SNA (Tokyo) — The list of moral and political reasons why Rahm Emanuel should not be appointed ambassador to Japan is not short, but at the very top of the list is that serving in Tokyo could offer him an excellent opportunity to rehabilitate his reputation, ensuring that this bad actor will return to more influential offices in the future.

US Congresswoman Alexandria Ocasio-Cortez put the moral case as well as anyone in a tweet last November, when it was first being floated that Emanuel was being considered for a post in the Biden administration. She wrote, “Rahm Emanuel helped cover up the murder of Laquan McDonald. Covering up a murder is disqualifying for public leadership.”

There is considerable evidence that as mayor of Chicago, Emanuel covered up evidence of the police murder of a black teenager. It is widely believed that he was desperate to make sure that the full facts would not come out until after he had secured victory in his 2015 reelection effort.

EXERCISES TO COMPLETE >>
- A) Decide whether each statement agrees with the passage on Rahm Emanuel, answering yes or no and quoting the deciding words: (i) Ocasio-Cortez made her case in a tweet last November; (ii) Emanuel served as mayor of New York; (iii) Emanuel's reelection effort took place in 2015.
- B) Write the next part of the passage on Rahm Emanuel, picking up after its final sentence.

Element and region listings >>
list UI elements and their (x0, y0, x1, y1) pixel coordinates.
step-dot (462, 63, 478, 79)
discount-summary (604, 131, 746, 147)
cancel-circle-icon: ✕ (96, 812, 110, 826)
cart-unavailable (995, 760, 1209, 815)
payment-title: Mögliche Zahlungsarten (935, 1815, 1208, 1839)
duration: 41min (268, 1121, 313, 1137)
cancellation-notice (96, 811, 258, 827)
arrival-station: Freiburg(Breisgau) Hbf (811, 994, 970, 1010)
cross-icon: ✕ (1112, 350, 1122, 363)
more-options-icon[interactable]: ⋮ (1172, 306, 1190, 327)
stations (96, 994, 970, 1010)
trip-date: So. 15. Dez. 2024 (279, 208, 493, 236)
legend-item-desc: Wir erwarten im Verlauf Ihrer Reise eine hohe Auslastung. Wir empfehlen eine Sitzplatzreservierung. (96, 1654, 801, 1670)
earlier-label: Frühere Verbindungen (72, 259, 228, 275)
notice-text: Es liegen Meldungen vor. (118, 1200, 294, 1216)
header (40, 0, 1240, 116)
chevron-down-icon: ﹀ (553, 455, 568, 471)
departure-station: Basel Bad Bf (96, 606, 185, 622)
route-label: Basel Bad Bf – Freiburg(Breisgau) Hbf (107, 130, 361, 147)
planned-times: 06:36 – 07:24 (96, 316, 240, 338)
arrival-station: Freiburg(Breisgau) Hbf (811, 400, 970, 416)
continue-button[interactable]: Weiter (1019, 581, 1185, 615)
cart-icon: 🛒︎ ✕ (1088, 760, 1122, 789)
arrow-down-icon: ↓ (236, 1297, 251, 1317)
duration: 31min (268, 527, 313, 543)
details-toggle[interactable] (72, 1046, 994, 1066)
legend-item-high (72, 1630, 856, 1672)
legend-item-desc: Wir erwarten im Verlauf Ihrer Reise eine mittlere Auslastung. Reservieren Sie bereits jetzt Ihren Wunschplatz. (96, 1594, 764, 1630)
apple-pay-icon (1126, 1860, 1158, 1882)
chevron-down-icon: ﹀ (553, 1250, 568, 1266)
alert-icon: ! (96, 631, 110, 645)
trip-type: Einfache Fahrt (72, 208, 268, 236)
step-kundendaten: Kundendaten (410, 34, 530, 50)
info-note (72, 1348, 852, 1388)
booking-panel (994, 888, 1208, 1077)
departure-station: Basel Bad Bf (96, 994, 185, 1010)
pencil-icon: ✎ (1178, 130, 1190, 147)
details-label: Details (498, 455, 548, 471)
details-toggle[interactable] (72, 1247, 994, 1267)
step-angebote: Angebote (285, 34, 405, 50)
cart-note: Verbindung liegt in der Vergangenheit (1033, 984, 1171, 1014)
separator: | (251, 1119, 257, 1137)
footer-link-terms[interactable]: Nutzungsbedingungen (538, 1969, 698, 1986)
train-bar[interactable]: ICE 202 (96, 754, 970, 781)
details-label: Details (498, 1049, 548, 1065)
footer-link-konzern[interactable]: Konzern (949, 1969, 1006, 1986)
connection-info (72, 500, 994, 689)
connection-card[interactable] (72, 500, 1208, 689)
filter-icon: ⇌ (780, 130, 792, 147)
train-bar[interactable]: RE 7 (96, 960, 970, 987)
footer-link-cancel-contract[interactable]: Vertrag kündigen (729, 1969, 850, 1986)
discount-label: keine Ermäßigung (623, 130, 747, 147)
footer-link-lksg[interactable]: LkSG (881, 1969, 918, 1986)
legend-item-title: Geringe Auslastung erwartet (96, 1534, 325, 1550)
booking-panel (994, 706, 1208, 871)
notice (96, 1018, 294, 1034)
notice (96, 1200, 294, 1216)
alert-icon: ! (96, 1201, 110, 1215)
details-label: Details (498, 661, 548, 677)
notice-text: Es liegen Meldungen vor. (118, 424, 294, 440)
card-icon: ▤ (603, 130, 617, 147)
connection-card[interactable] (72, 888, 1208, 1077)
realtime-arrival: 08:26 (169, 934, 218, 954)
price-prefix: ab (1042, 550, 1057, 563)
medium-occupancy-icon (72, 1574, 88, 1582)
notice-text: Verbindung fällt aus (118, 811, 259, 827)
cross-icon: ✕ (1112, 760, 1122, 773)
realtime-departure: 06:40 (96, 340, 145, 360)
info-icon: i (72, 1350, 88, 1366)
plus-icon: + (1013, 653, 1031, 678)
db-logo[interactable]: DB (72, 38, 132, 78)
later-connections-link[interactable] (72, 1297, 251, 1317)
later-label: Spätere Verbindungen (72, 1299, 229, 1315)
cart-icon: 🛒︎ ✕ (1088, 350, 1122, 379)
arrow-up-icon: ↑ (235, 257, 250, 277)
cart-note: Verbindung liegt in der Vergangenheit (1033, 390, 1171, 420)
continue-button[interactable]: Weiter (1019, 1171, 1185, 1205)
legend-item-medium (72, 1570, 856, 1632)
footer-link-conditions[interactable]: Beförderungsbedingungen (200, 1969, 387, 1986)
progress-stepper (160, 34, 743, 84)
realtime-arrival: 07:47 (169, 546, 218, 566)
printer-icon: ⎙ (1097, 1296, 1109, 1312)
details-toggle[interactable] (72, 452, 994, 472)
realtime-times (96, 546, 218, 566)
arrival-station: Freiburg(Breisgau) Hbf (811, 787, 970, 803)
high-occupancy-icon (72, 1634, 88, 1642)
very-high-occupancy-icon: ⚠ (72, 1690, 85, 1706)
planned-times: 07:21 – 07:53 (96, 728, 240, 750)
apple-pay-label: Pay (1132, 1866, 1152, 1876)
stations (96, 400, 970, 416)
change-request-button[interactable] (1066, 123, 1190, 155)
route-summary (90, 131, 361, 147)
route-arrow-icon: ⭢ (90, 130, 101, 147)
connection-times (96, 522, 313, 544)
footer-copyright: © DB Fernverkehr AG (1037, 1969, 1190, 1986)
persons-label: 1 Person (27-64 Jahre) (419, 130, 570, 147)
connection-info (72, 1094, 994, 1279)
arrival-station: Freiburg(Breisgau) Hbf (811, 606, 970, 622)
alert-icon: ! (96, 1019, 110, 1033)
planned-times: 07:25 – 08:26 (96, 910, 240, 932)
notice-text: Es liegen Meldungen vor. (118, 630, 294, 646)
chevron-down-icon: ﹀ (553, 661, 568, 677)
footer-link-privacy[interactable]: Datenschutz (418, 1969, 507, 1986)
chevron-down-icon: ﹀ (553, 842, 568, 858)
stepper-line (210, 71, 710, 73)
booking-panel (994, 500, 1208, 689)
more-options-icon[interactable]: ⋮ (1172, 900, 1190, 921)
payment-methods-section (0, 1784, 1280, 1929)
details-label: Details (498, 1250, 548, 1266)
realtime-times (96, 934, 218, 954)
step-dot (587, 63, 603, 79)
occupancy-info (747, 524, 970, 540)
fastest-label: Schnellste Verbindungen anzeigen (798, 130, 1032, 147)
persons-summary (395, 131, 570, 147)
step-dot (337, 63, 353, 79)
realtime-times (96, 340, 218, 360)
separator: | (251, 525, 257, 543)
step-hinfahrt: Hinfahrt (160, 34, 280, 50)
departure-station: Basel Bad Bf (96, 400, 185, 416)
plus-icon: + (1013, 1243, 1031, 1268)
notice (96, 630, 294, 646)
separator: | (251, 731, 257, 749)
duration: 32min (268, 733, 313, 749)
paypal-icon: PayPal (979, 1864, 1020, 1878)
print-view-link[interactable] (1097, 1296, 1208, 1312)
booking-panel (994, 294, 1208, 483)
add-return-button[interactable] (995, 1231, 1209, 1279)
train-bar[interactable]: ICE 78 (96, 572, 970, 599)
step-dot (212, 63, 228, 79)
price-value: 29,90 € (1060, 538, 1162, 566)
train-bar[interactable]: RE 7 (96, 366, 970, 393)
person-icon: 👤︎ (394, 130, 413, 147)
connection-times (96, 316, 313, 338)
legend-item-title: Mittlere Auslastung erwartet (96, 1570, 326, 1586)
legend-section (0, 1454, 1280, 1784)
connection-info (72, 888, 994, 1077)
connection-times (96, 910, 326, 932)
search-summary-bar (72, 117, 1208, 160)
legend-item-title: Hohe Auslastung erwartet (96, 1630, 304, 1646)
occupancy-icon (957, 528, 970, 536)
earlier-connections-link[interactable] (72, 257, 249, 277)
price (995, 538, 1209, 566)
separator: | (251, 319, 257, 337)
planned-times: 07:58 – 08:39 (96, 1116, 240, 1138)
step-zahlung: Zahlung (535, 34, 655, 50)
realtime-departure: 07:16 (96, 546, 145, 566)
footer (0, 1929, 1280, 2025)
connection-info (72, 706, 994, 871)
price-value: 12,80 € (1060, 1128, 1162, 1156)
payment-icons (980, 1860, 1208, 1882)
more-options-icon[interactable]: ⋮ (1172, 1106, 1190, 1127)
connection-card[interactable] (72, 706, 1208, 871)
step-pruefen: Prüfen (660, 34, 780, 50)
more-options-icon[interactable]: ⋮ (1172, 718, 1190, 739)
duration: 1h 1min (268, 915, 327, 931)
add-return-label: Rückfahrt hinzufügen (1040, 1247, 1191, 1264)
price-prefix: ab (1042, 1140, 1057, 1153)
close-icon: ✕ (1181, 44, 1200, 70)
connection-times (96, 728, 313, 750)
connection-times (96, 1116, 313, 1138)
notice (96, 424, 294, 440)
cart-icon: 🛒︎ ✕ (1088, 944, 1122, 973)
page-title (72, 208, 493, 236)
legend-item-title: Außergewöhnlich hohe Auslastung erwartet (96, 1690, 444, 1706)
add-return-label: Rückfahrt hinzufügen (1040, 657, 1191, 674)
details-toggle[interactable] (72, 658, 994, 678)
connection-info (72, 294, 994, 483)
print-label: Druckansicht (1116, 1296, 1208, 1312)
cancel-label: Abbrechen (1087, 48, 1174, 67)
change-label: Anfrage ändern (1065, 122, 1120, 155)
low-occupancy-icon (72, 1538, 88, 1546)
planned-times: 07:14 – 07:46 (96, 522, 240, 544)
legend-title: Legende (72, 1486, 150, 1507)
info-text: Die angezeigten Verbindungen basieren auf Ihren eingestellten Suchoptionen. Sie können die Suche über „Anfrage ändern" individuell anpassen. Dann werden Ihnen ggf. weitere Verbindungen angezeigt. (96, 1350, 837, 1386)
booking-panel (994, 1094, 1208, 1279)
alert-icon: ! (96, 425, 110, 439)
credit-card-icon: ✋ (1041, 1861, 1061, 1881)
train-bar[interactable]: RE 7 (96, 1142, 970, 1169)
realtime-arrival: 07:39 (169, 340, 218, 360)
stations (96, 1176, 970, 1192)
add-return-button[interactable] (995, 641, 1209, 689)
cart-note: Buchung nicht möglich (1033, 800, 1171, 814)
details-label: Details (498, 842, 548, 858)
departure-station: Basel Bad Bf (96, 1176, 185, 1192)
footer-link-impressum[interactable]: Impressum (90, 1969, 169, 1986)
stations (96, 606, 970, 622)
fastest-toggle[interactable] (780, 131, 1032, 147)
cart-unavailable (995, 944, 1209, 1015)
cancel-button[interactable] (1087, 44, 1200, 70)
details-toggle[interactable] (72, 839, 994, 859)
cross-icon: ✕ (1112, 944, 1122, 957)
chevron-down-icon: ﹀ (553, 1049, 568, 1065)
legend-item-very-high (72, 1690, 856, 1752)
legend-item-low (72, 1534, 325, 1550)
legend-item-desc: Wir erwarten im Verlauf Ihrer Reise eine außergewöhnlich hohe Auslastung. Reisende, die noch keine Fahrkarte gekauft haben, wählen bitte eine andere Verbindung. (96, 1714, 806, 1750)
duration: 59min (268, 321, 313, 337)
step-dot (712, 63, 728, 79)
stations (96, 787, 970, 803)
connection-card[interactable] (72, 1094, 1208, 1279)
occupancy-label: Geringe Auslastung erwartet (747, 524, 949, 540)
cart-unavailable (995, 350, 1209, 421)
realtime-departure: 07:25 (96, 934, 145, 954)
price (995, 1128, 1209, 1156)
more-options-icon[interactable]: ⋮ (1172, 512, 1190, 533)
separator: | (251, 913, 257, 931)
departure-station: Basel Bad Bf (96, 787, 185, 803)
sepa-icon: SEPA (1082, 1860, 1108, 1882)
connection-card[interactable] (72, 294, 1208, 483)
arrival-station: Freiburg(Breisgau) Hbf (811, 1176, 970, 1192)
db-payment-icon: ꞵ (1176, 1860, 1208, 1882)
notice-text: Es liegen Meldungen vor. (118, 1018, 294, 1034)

PER-TASK OUTPUTS >>
- A)
(i) Yes: "in a tweet last November"
(ii) No: "as mayor of Chicago"
(iii) Yes: "his 2015 reelection effort"

- B)
On policy issues, Emanuel has spent decades trying to push the US Democratic Party as far to the political right as he could. This has included consistent support for the corporate sector, international trade deals, and the rightwing government of Israel.

As White House Chief of Staff at the beginning of the Obama administration, Emanuel tried to head off any major reform of the healthcare system, but was overruled by the president. Even still, he succeeded in convincing the president to scale back the scope of ObamaCare, for example by eliminating any “public option” that might compete with private sector insurance plans.

In one notorious incident in 2009, Emanuel became angry while meeting with progressives who wanted to run television ads against some conservative Democratic lawmakers who were opposing healthcare reform. He screamed at them that they were “fucking retarded.” When this was later revealed by the Wall Street Journal, Emanuel apologized–but only to the head of the Special Olympics, not to the progressives he yelled at.

Emanuel took all of these attitudes into his job as mayor of Chicago, where he consistently lined up on the side of the establishment, the wealthy, and the police. Not for nothing the 2014 book which describes his rise to power in Chicago is titled Mayor 1%.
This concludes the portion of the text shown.